The task.
Return all lines below containing the word "JSON".

Records for the exercise.
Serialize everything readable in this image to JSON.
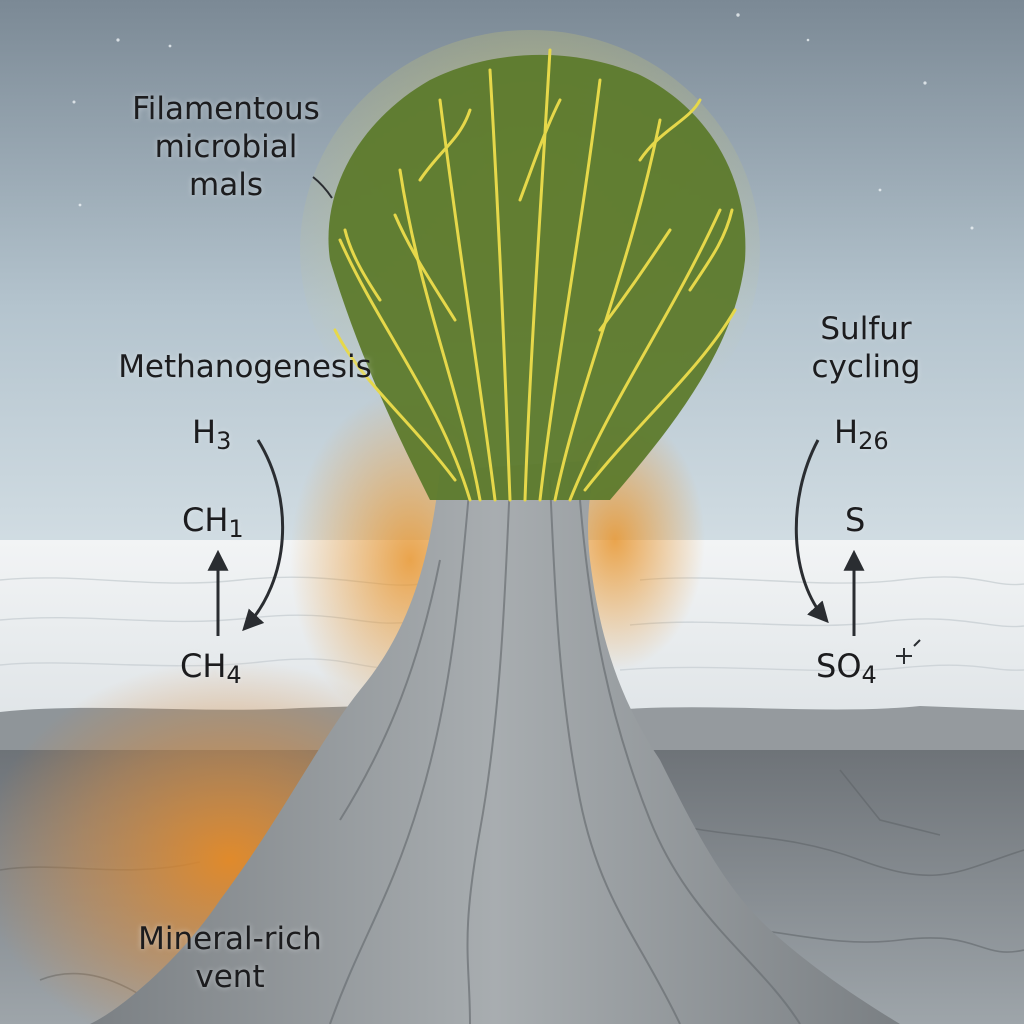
{
  "labels": {
    "mats": {
      "line1": "Filamentous",
      "line2": "microbial",
      "line3": "mals"
    },
    "methanogenesis": "Methanogenesis",
    "sulfur": {
      "line1": "Sulfur",
      "line2": "cycling"
    },
    "vent": {
      "line1": "Mineral-rich",
      "line2": "vent"
    }
  },
  "methane_cycle": {
    "top": {
      "base": "H",
      "sub": "3"
    },
    "middle": {
      "base": "CH",
      "sub": "1"
    },
    "bottom": {
      "base": "CH",
      "sub": "4"
    }
  },
  "sulfur_cycle": {
    "top": {
      "base": "H",
      "sub": "26"
    },
    "middle": {
      "base": "S",
      "sub": ""
    },
    "bottom": {
      "base": "SO",
      "sub": "4"
    }
  },
  "colors": {
    "sky_top": "#7e8c98",
    "sky_bottom": "#c9d6de",
    "ice": "#e9edef",
    "rock": "#8d9296",
    "vent_glow": "#e08a2c",
    "filament_green": "#5f7a2a",
    "filament_yellow": "#e6d84a",
    "arrow": "#2a2d31"
  }
}
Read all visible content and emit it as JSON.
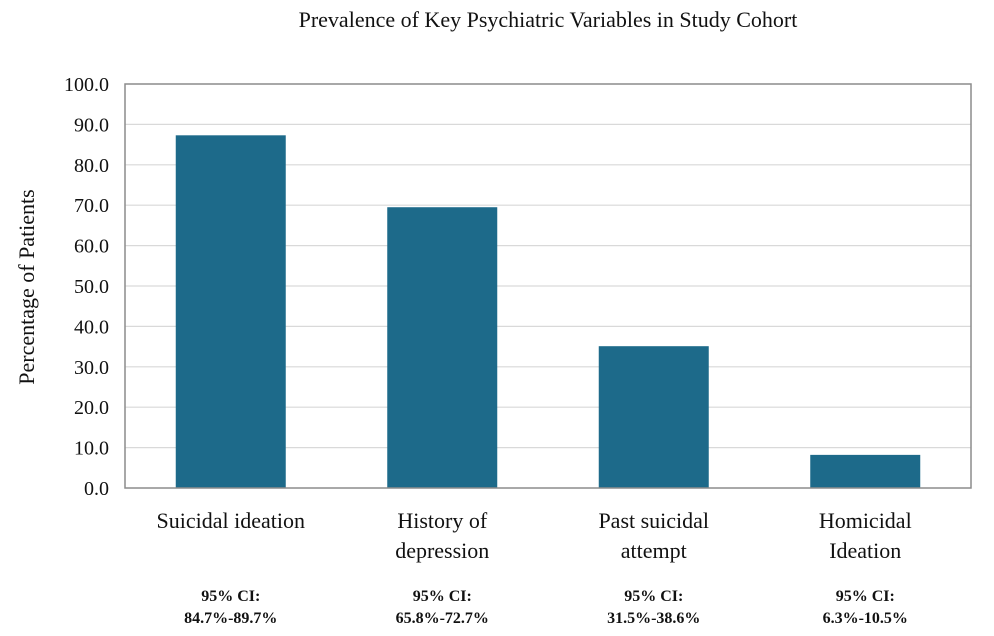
{
  "chart_data": {
    "type": "bar",
    "title": "Prevalence of Key Psychiatric Variables in Study Cohort",
    "xlabel": "",
    "ylabel": "Percentage of Patients",
    "ylim": [
      0,
      100
    ],
    "yticks": [
      "0.0",
      "10.0",
      "20.0",
      "30.0",
      "40.0",
      "50.0",
      "60.0",
      "70.0",
      "80.0",
      "90.0",
      "100.0"
    ],
    "grid": true,
    "categories": [
      [
        "Suicidal ideation"
      ],
      [
        "History of",
        "depression"
      ],
      [
        "Past suicidal",
        "attempt"
      ],
      [
        "Homicidal",
        "Ideation"
      ]
    ],
    "values": [
      87.3,
      69.5,
      35.1,
      8.2
    ],
    "annotations": [
      [
        "95% CI:",
        "84.7%-89.7%"
      ],
      [
        "95% CI:",
        "65.8%-72.7%"
      ],
      [
        "95% CI:",
        "31.5%-38.6%"
      ],
      [
        "95% CI:",
        "6.3%-10.5%"
      ]
    ],
    "colors": {
      "bar": "#1d6a8a",
      "grid": "#d9d9d9",
      "frame": "#8c8c8c"
    }
  }
}
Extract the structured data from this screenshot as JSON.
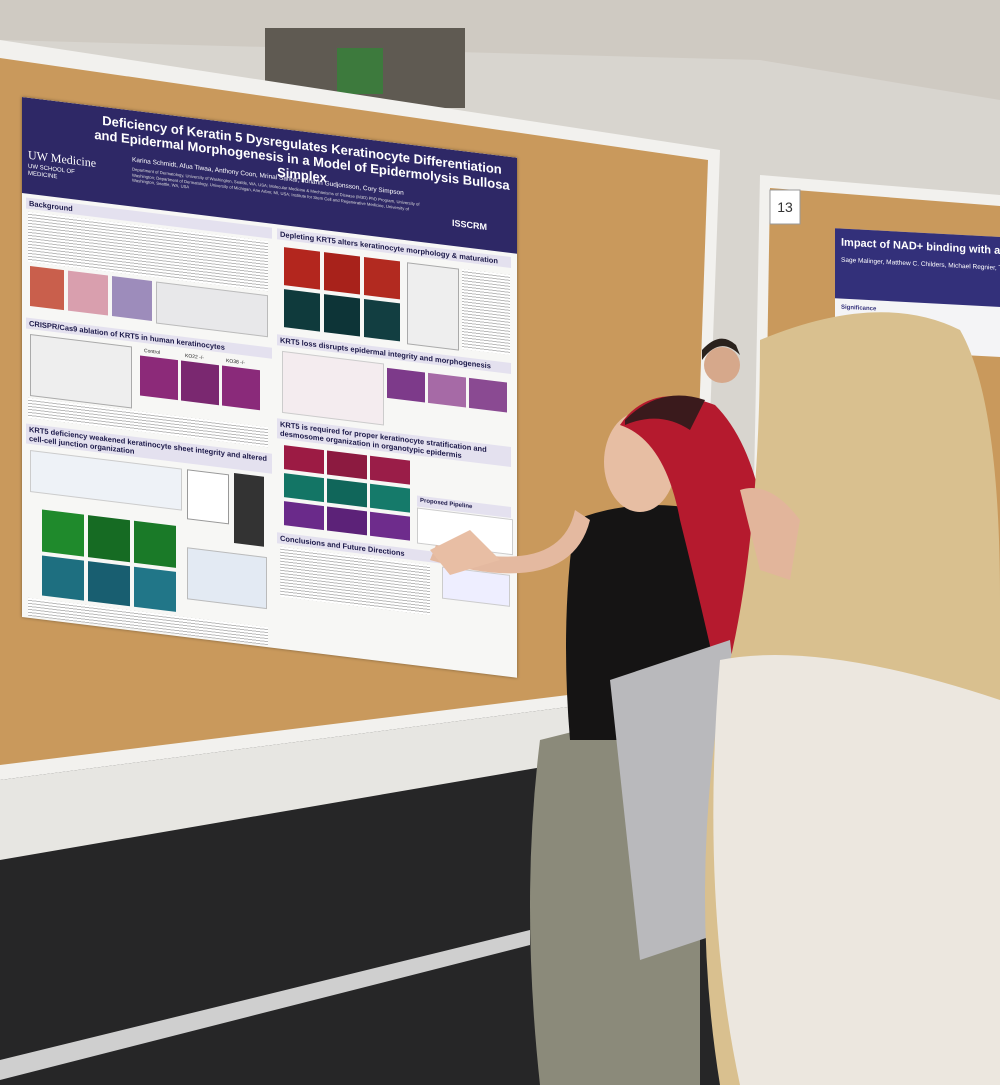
{
  "poster": {
    "title": "Deficiency of Keratin 5 Dysregulates Keratinocyte Differentiation and Epidermal Morphogenesis in a Model of Epidermolysis Bullosa Simplex",
    "logo": "UW Medicine",
    "logo_sub": "UW SCHOOL OF MEDICINE",
    "authors": "Karina Schmidt, Afua Tiwaa, Anthony Coon, Mrinal Sarkar, Johann Gudjonsson, Cory Simpson",
    "affiliations": "Department of Dermatology, University of Washington, Seattle, WA, USA; Molecular Medicine & Mechanisms of Disease (M3D) PhD Program, University of Washington; Department of Dermatology, University of Michigan, Ann Arbor, MI, USA; Institute for Stem Cell and Regenerative Medicine, University of Washington, Seattle, WA, USA",
    "society": "ISSCRM",
    "sections": [
      "Background",
      "CRISPR/Cas9 ablation of KRT5 in human keratinocytes",
      "KRT5 deficiency weakened keratinocyte sheet integrity and altered cell-cell junction organization",
      "Depleting KRT5 alters keratinocyte morphology & maturation",
      "KRT5 loss disrupts epidermal integrity and morphogenesis",
      "KRT5 is required for proper keratinocyte stratification and desmosome organization in organotypic epidermis",
      "Conclusions and Future Directions"
    ],
    "panel_labels": [
      "Control",
      "KO22 -/-",
      "KO38 -/-"
    ],
    "pipeline": "Proposed Pipeline"
  },
  "board_number": "13",
  "second_poster": {
    "title": "Impact of NAD+ binding with a subunit of hum",
    "authors": "Sage Malinger, Matthew C. Childers, Michael Regnier, Th",
    "section": "Significance"
  }
}
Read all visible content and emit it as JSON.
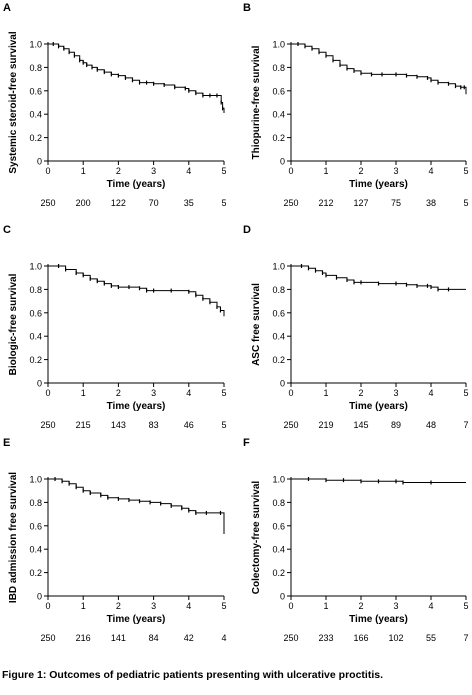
{
  "caption": "Figure 1: Outcomes of pediatric patients presenting with ulcerative proctitis.",
  "chart_data": [
    {
      "panel": "A",
      "type": "line",
      "ylabel": "Systemic steroid-free survival",
      "xlabel": "Time (years)",
      "xlim": [
        0,
        5
      ],
      "ylim": [
        0,
        1.0
      ],
      "xticks": [
        "0",
        "1",
        "2",
        "3",
        "4",
        "5"
      ],
      "yticks": [
        "0",
        "0.2",
        "0.4",
        "0.6",
        "0.8",
        "1.0"
      ],
      "at_risk_x": [
        0,
        1,
        2,
        3,
        4,
        5
      ],
      "at_risk": [
        "250",
        "200",
        "122",
        "70",
        "35",
        "5"
      ],
      "points": [
        [
          0,
          1.0
        ],
        [
          0.15,
          1.0
        ],
        [
          0.3,
          0.98
        ],
        [
          0.45,
          0.96
        ],
        [
          0.6,
          0.93
        ],
        [
          0.75,
          0.9
        ],
        [
          0.9,
          0.86
        ],
        [
          1.0,
          0.84
        ],
        [
          1.1,
          0.82
        ],
        [
          1.25,
          0.8
        ],
        [
          1.4,
          0.78
        ],
        [
          1.6,
          0.76
        ],
        [
          1.8,
          0.74
        ],
        [
          2.0,
          0.73
        ],
        [
          2.2,
          0.71
        ],
        [
          2.4,
          0.69
        ],
        [
          2.6,
          0.67
        ],
        [
          2.8,
          0.67
        ],
        [
          3.0,
          0.66
        ],
        [
          3.3,
          0.65
        ],
        [
          3.6,
          0.63
        ],
        [
          3.9,
          0.62
        ],
        [
          4.0,
          0.6
        ],
        [
          4.2,
          0.58
        ],
        [
          4.4,
          0.56
        ],
        [
          4.6,
          0.56
        ],
        [
          4.8,
          0.56
        ],
        [
          4.92,
          0.5
        ],
        [
          4.96,
          0.45
        ],
        [
          5.0,
          0.41
        ]
      ]
    },
    {
      "panel": "B",
      "type": "line",
      "ylabel": "Thiopurine-free survival",
      "xlabel": "Time (years)",
      "xlim": [
        0,
        5
      ],
      "ylim": [
        0,
        1.0
      ],
      "xticks": [
        "0",
        "1",
        "2",
        "3",
        "4",
        "5"
      ],
      "yticks": [
        "0",
        "0.2",
        "0.4",
        "0.6",
        "0.8",
        "1.0"
      ],
      "at_risk_x": [
        0,
        1,
        2,
        3,
        4,
        5
      ],
      "at_risk": [
        "250",
        "212",
        "127",
        "75",
        "38",
        "5"
      ],
      "points": [
        [
          0,
          1.0
        ],
        [
          0.2,
          1.0
        ],
        [
          0.4,
          0.98
        ],
        [
          0.6,
          0.96
        ],
        [
          0.8,
          0.93
        ],
        [
          1.0,
          0.9
        ],
        [
          1.2,
          0.86
        ],
        [
          1.4,
          0.82
        ],
        [
          1.6,
          0.79
        ],
        [
          1.8,
          0.77
        ],
        [
          2.0,
          0.75
        ],
        [
          2.3,
          0.74
        ],
        [
          2.6,
          0.74
        ],
        [
          3.0,
          0.74
        ],
        [
          3.3,
          0.73
        ],
        [
          3.6,
          0.72
        ],
        [
          3.9,
          0.71
        ],
        [
          4.0,
          0.69
        ],
        [
          4.2,
          0.67
        ],
        [
          4.5,
          0.66
        ],
        [
          4.7,
          0.64
        ],
        [
          4.85,
          0.63
        ],
        [
          4.95,
          0.63
        ],
        [
          5.0,
          0.57
        ]
      ]
    },
    {
      "panel": "C",
      "type": "line",
      "ylabel": "Biologic-free survival",
      "xlabel": "Time (years)",
      "xlim": [
        0,
        5
      ],
      "ylim": [
        0,
        1.0
      ],
      "xticks": [
        "0",
        "1",
        "2",
        "3",
        "4",
        "5"
      ],
      "yticks": [
        "0",
        "0.2",
        "0.4",
        "0.6",
        "0.8",
        "1.0"
      ],
      "at_risk_x": [
        0,
        1,
        2,
        3,
        4,
        5
      ],
      "at_risk": [
        "250",
        "215",
        "143",
        "83",
        "46",
        "5"
      ],
      "points": [
        [
          0,
          1.0
        ],
        [
          0.3,
          1.0
        ],
        [
          0.5,
          0.97
        ],
        [
          0.8,
          0.94
        ],
        [
          1.0,
          0.92
        ],
        [
          1.2,
          0.89
        ],
        [
          1.4,
          0.87
        ],
        [
          1.6,
          0.85
        ],
        [
          1.8,
          0.83
        ],
        [
          2.0,
          0.82
        ],
        [
          2.3,
          0.82
        ],
        [
          2.6,
          0.81
        ],
        [
          2.8,
          0.79
        ],
        [
          3.0,
          0.79
        ],
        [
          3.5,
          0.79
        ],
        [
          4.0,
          0.78
        ],
        [
          4.2,
          0.75
        ],
        [
          4.4,
          0.72
        ],
        [
          4.6,
          0.69
        ],
        [
          4.8,
          0.65
        ],
        [
          4.9,
          0.62
        ],
        [
          5.0,
          0.57
        ]
      ]
    },
    {
      "panel": "D",
      "type": "line",
      "ylabel": "ASC free survival",
      "xlabel": "Time (years)",
      "xlim": [
        0,
        5
      ],
      "ylim": [
        0,
        1.0
      ],
      "xticks": [
        "0",
        "1",
        "2",
        "3",
        "4",
        "5"
      ],
      "yticks": [
        "0",
        "0.2",
        "0.4",
        "0.6",
        "0.8",
        "1.0"
      ],
      "at_risk_x": [
        0,
        1,
        2,
        3,
        4,
        5
      ],
      "at_risk": [
        "250",
        "219",
        "145",
        "89",
        "48",
        "7"
      ],
      "points": [
        [
          0,
          1.0
        ],
        [
          0.3,
          1.0
        ],
        [
          0.5,
          0.98
        ],
        [
          0.7,
          0.96
        ],
        [
          0.9,
          0.94
        ],
        [
          1.0,
          0.92
        ],
        [
          1.3,
          0.9
        ],
        [
          1.6,
          0.88
        ],
        [
          1.8,
          0.86
        ],
        [
          2.0,
          0.86
        ],
        [
          2.5,
          0.85
        ],
        [
          3.0,
          0.85
        ],
        [
          3.3,
          0.84
        ],
        [
          3.6,
          0.83
        ],
        [
          3.9,
          0.83
        ],
        [
          4.0,
          0.82
        ],
        [
          4.2,
          0.8
        ],
        [
          4.5,
          0.8
        ],
        [
          5.0,
          0.8
        ]
      ]
    },
    {
      "panel": "E",
      "type": "line",
      "ylabel": "IBD admission free survival",
      "xlabel": "Time (years)",
      "xlim": [
        0,
        5
      ],
      "ylim": [
        0,
        1.0
      ],
      "xticks": [
        "0",
        "1",
        "2",
        "3",
        "4",
        "5"
      ],
      "yticks": [
        "0",
        "0.2",
        "0.4",
        "0.6",
        "0.8",
        "1.0"
      ],
      "at_risk_x": [
        0,
        1,
        2,
        3,
        4,
        5
      ],
      "at_risk": [
        "250",
        "216",
        "141",
        "84",
        "42",
        "4"
      ],
      "points": [
        [
          0,
          1.0
        ],
        [
          0.2,
          1.0
        ],
        [
          0.4,
          0.98
        ],
        [
          0.6,
          0.96
        ],
        [
          0.8,
          0.93
        ],
        [
          1.0,
          0.9
        ],
        [
          1.2,
          0.88
        ],
        [
          1.5,
          0.86
        ],
        [
          1.7,
          0.84
        ],
        [
          2.0,
          0.83
        ],
        [
          2.3,
          0.82
        ],
        [
          2.6,
          0.81
        ],
        [
          2.9,
          0.8
        ],
        [
          3.2,
          0.79
        ],
        [
          3.5,
          0.77
        ],
        [
          3.8,
          0.75
        ],
        [
          4.0,
          0.73
        ],
        [
          4.2,
          0.71
        ],
        [
          4.5,
          0.71
        ],
        [
          4.9,
          0.71
        ],
        [
          5.0,
          0.53
        ]
      ]
    },
    {
      "panel": "F",
      "type": "line",
      "ylabel": "Colectomy-free survival",
      "xlabel": "Time (years)",
      "xlim": [
        0,
        5
      ],
      "ylim": [
        0,
        1.0
      ],
      "xticks": [
        "0",
        "1",
        "2",
        "3",
        "4",
        "5"
      ],
      "yticks": [
        "0",
        "0.2",
        "0.4",
        "0.6",
        "0.8",
        "1.0"
      ],
      "at_risk_x": [
        0,
        1,
        2,
        3,
        4,
        5
      ],
      "at_risk": [
        "250",
        "233",
        "166",
        "102",
        "55",
        "7"
      ],
      "points": [
        [
          0,
          1.0
        ],
        [
          0.5,
          1.0
        ],
        [
          1.0,
          0.99
        ],
        [
          1.5,
          0.99
        ],
        [
          2.0,
          0.98
        ],
        [
          2.5,
          0.98
        ],
        [
          3.0,
          0.98
        ],
        [
          3.2,
          0.97
        ],
        [
          4.0,
          0.97
        ],
        [
          5.0,
          0.97
        ]
      ]
    }
  ]
}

Written response.
Serialize everything readable in this image to JSON.
Read all visible content and emit it as JSON.
Extract the structured data from this screenshot as JSON.
Read all visible content and emit it as JSON.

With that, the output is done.